■ TEXT SHOWN ■

Metro Nova
Metro Nova. A rediscovered classic with a new look
With Metro® Nova type designer Toshi Omagari is presenting a revival of the classic font, Metro, designed in the 1920’s and 30’s by William Addison Dwiggins. The rediscovery of the original design thus shows a facet of the popular font, which has been largely unknown until now.
William Addison Dwiggins was born in 1880 and in the 1920’s he was working as a well-known and successful advertising and book designer. Even from the standpoint of book typesetting the popular, structured sans serif of that time was not very satisfactory. So it was only logical that the Mergenthaler Linotype Company should give Dwiggins the task of designing a sans serif. Dwiggins got down to work and his first font, the Metroblack appeared at the end of the 1920’s. Admittedly, for marketing purposes the friendly, humanist forms for the first Metro font are too far removed from competitor products such as Futura® or Gill Sans®. A short while later a revised version appeared under the affix #2, in which curves were withdrawn and slanted crown fonts were replaced by pointed fonts. It was these forms that determined the design of the very successful Metro #2 in subsequent decades.

■ INFORMATION ■
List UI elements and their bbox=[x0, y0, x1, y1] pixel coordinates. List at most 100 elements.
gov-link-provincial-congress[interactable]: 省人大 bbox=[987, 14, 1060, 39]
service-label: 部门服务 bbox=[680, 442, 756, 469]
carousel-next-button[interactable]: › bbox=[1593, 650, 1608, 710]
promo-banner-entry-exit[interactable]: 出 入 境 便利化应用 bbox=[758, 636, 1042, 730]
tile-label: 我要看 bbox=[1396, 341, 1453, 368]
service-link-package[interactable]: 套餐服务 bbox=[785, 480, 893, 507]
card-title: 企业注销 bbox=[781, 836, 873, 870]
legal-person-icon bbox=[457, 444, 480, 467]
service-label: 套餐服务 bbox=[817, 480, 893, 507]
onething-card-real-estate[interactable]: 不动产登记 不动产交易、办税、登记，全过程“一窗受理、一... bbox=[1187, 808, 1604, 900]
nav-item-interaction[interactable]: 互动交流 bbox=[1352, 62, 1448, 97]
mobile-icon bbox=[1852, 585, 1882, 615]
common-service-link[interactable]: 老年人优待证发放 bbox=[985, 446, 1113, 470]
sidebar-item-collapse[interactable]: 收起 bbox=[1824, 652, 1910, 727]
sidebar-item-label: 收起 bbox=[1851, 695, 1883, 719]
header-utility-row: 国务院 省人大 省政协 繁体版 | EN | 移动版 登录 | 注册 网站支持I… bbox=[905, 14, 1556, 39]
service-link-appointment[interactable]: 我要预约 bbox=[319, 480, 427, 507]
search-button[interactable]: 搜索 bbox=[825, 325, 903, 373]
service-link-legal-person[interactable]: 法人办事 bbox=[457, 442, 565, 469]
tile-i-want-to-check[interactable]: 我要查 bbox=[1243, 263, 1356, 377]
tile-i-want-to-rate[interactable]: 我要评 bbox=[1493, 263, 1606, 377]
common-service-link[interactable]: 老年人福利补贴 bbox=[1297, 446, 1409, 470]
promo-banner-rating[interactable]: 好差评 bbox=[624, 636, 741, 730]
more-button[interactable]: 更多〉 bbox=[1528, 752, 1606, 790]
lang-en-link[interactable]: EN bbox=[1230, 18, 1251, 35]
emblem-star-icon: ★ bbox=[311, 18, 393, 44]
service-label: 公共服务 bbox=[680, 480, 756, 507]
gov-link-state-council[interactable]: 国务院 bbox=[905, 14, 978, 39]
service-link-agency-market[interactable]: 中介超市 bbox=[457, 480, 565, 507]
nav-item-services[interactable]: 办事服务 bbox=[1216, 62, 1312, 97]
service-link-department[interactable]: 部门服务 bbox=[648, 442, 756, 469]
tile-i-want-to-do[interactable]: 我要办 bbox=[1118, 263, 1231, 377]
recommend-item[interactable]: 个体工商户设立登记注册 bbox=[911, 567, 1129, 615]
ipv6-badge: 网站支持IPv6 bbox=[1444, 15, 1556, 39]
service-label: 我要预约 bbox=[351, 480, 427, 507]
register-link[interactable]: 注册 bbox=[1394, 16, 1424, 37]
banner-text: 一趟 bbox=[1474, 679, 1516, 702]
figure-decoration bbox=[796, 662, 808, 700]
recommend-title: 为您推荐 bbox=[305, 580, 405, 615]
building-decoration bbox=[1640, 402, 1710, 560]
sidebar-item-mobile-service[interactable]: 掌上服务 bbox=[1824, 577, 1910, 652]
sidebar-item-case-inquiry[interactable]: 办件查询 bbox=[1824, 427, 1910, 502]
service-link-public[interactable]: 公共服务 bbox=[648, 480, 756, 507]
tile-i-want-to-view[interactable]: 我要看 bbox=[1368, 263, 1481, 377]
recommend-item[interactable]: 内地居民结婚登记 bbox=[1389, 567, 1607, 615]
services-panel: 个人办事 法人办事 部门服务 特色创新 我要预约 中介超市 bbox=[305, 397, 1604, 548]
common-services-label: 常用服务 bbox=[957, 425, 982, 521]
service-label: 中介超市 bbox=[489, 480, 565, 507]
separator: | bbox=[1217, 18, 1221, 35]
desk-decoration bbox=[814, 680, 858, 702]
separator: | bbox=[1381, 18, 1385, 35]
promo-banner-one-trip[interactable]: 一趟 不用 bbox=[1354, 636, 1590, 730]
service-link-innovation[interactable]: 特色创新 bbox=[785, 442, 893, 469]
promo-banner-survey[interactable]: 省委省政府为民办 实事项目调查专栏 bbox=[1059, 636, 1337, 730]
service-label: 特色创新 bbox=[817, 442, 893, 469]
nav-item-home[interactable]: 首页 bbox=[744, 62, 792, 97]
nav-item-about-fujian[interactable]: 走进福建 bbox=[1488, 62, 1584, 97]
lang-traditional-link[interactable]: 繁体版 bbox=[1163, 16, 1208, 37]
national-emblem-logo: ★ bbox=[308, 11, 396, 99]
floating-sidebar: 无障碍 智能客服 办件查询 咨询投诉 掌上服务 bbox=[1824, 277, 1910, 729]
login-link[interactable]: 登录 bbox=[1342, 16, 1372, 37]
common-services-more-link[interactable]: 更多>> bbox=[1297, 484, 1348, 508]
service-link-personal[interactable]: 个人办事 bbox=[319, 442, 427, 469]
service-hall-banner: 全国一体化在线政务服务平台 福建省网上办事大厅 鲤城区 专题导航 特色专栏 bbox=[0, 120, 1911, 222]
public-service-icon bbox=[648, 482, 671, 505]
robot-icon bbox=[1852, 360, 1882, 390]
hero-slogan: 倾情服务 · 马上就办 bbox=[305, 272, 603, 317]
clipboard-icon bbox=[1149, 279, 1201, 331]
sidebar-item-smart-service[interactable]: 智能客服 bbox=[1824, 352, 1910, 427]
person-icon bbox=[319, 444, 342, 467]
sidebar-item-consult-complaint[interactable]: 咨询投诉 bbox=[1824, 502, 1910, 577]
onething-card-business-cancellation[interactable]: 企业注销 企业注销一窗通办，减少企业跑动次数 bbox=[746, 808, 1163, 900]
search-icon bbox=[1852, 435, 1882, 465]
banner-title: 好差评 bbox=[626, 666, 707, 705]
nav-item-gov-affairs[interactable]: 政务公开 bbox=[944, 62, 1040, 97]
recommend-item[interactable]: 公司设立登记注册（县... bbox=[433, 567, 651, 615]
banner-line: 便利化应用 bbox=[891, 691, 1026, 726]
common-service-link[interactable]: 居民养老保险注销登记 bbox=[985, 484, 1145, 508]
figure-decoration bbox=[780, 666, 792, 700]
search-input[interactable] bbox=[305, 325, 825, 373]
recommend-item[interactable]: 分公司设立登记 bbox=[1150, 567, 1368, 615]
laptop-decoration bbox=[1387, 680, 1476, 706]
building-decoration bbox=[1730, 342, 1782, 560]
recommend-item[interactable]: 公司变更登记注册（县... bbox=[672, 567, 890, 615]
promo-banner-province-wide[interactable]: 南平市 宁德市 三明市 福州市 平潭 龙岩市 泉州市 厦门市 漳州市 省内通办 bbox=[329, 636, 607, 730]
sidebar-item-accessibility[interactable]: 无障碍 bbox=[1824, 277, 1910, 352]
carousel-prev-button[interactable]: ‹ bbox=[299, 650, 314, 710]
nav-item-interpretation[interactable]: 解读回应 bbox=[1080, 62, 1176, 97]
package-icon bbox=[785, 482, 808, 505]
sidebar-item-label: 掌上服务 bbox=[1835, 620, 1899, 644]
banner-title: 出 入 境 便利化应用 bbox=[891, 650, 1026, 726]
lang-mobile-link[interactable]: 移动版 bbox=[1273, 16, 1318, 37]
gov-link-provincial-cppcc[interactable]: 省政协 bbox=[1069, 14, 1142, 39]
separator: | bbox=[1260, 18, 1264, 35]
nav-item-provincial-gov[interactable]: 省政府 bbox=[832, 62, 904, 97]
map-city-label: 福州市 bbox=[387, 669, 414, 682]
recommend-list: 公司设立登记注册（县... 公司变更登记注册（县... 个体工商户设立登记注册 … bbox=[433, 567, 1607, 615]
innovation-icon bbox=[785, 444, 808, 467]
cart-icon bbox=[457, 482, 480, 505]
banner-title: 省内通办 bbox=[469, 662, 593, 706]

■ TASKS ■
1) List every typeface named in the Metro Nova text.
2) Answer from the Metro Nova text:
(a) In what year was William Addison Dwiggins born?
(b) Which type designer is presenting Metro Nova?
(c) In the revised version with the affix #2, what replaced the slanted crown fonts?
3) Continue the Metro Nova text after its last sentence.

■ TASK-BY-TASK RESULTS ■
1) Metro Nova, Metro, Metroblack, Futura, Gill Sans, Metro #2

2)
(a) 1880
(b) Toshi Omagari
(c) Pointed fonts

3)
It was not until recently that the original letters of Dwiggins’ Metro were discovered, more or less by chance. The cinema director, Doug Wilson is keen to use a font from the early days of Linotype for the title of his film on the 125th anniversary of the Linotype typesetting machine and he has decided on the original Metro font. When Wilson asked him to digitize the typeface, Toshi Omagari was immediately enthusiastic. For, in contrast to the stiff forms of the familiar Metro #2, which did not particularly attract him, Omagari was looking at a friendlier version of the font, until then unknown to him. This not only decided for Omagari the question of the whereabouts of the Metro #1, but led him to decide to dig up a typographic treasure and to design a font family with a contemporary structure. Metro® Nova was born.

The letters of the Metro Nova show the variations in the stroke width typical for a humanist sans serif. Moreover, the open “a” and the looptail “g” recall the forms of an serif font. Slightly slanted line ends and crowns give an additional, dynamic touch, the conical arches in the common “f”, “j” and "t” are among the characteristic features of Metro Nova. The diagonal, slightly offset line ends in the “c” and the rounded form of the common “e” lend the font additional dynamics. Both letters almost remind you of a cursive font.